___ Extrait du document

On contraste parfois, notamment Emmanuel Kant qui a fait de la notion un problème philosophique, le phénomène tel qu'il se présente à notre esprit à ce qu'est en soi une chose réellement existante supposée (das Ding an sich). Par exemple, je vois là un arbre (phénomène), mais qu'est-ce qui est réellement ? Nous n'en savons rien, que ce soit intuitivement, scientifiquement ou métaphysiquement.
Au phénomène peut aussi s'opposer le noumène au sens également de Kant, un objet qui semble exister mais n'est pas perceptible par les sens, bien que peut-être compréhensible par l'intellect. Le noumène est distinct de la chose en soi en ce qu'il en est un objet intellectuel uniquement, qui ainsi ne se manifeste pas tel un phénomène.
Définitions philosophiques
Pour Kant, « l’objet indéterminé d’une intuition empirique s’appelle phénomène ». Un phénomène est l'objet d’une intuition – elle apparaît – empirique – à un sujet. Le phénomène est ce qui se donne en général à la sensibilité des sujets. Le phénomène lie donc un objet, d'où vient le phénomène, un sujet, qui reçoit le phénomène, passif, et une manifestation, une apparition, qui fait le lien entre l'objet et le sujet. Kant oppose le phénomène au noumène : les phénomènes constituent le monde tel que nous le percevons, et les noumènes révèlent un monde dont l'existence est au contraire indépendante de notre expérience, la chose en soi. Cette conception est celle de Platon : Platon perçoit le phénomène comme la cause occasionnelle qui nous fait nous ressouvenir (Mythe de la caverne, Phédon[1]). Platon voit le phénomène comme une copie du monde des Idées. L'empirisme de Berkeley et de Hume s'y oppose. Husserl repart de la tradition empirique pour fonder la phénoménologie. Bohr utilise le concept de phénomène de préférence au fait pour souligner l'importance de l'observateur.

______

D'après le texte sur le phénomène, pourquoi Bohr préfère-t-il le concept de phénomène à celui de fait ? Le matériel qui suit provient d'une autre source.

___ Matériel présenté

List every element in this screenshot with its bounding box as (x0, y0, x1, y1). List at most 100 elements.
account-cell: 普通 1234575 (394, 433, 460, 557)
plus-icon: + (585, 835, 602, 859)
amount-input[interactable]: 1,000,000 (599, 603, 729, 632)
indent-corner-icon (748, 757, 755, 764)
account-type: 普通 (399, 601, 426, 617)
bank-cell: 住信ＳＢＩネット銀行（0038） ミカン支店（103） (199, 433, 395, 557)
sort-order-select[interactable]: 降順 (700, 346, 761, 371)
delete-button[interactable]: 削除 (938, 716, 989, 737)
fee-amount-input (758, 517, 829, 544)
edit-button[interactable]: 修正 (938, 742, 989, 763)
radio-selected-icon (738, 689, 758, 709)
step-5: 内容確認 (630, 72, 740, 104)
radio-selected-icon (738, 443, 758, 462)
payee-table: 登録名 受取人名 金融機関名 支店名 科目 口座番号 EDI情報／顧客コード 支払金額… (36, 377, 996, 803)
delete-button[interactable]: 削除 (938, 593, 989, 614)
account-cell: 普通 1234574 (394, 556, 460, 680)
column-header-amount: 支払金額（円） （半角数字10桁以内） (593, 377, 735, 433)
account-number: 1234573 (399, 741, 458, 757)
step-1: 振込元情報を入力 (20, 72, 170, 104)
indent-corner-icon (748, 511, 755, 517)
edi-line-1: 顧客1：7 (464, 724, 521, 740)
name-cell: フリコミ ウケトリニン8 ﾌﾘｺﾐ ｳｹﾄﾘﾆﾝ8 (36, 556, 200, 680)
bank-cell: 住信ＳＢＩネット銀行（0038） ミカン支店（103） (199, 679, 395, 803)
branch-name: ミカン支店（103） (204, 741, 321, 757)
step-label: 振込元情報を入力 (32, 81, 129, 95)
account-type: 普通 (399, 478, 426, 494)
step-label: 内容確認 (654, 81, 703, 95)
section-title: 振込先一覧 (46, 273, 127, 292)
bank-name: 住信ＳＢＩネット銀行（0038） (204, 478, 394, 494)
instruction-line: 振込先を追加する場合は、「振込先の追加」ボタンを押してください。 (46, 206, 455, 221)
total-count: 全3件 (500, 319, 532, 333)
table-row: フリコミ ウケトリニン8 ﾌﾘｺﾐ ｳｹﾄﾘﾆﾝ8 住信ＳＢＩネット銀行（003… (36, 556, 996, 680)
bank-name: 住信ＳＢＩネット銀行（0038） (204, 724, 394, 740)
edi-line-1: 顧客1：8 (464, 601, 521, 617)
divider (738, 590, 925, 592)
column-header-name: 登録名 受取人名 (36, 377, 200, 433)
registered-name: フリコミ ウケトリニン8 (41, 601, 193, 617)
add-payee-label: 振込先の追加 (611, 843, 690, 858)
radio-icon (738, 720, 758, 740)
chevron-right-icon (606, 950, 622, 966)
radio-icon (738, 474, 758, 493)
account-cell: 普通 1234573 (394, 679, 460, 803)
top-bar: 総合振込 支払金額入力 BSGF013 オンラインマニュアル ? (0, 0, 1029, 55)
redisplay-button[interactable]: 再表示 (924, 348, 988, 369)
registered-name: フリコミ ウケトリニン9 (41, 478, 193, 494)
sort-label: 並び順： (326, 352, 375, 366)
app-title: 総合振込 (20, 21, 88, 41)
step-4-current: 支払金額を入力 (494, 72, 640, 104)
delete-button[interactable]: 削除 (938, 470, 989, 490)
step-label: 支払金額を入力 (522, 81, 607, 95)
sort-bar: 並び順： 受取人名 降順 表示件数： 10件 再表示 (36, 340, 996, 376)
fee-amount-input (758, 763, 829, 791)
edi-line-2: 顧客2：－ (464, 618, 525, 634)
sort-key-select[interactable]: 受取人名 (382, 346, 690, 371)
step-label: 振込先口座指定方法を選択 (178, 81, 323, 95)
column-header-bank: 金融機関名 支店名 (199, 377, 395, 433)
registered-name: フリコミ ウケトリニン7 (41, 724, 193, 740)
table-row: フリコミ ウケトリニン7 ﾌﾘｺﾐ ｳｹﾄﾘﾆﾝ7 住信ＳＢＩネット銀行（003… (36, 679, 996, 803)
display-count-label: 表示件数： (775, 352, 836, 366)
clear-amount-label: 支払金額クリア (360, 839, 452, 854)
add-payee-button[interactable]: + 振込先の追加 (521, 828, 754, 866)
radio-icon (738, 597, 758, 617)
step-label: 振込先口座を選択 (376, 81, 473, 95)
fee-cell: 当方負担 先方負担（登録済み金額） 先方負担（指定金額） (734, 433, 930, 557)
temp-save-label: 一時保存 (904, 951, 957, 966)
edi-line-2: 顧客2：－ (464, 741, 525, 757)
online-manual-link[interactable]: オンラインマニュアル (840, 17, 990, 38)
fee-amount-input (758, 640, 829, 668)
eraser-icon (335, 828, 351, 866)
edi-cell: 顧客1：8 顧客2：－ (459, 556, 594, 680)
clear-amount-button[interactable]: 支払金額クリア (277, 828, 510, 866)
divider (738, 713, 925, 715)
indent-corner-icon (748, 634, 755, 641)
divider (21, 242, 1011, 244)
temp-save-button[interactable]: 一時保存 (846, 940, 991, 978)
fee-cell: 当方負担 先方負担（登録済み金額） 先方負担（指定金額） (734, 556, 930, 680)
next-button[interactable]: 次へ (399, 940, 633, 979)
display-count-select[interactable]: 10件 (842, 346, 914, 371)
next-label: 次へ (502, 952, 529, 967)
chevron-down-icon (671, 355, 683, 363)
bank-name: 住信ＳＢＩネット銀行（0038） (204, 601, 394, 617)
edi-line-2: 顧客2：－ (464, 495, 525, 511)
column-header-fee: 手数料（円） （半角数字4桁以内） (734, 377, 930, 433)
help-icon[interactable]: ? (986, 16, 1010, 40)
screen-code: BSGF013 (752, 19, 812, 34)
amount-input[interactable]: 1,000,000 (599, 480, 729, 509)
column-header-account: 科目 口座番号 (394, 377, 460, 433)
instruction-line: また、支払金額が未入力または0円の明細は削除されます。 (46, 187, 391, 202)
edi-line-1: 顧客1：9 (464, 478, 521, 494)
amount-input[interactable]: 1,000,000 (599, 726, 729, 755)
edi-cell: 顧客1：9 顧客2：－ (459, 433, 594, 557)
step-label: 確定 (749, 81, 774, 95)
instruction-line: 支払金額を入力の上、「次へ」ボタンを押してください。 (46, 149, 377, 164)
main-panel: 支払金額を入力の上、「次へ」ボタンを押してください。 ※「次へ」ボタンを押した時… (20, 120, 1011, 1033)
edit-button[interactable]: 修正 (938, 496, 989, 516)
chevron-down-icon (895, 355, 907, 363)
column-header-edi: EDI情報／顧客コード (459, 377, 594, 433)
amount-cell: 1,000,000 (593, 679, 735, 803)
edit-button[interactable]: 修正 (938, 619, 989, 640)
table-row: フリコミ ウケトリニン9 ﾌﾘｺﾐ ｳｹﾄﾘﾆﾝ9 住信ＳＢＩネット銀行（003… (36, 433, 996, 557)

______

- Réponse complète -
Pour souligner l'importance de l'observateur.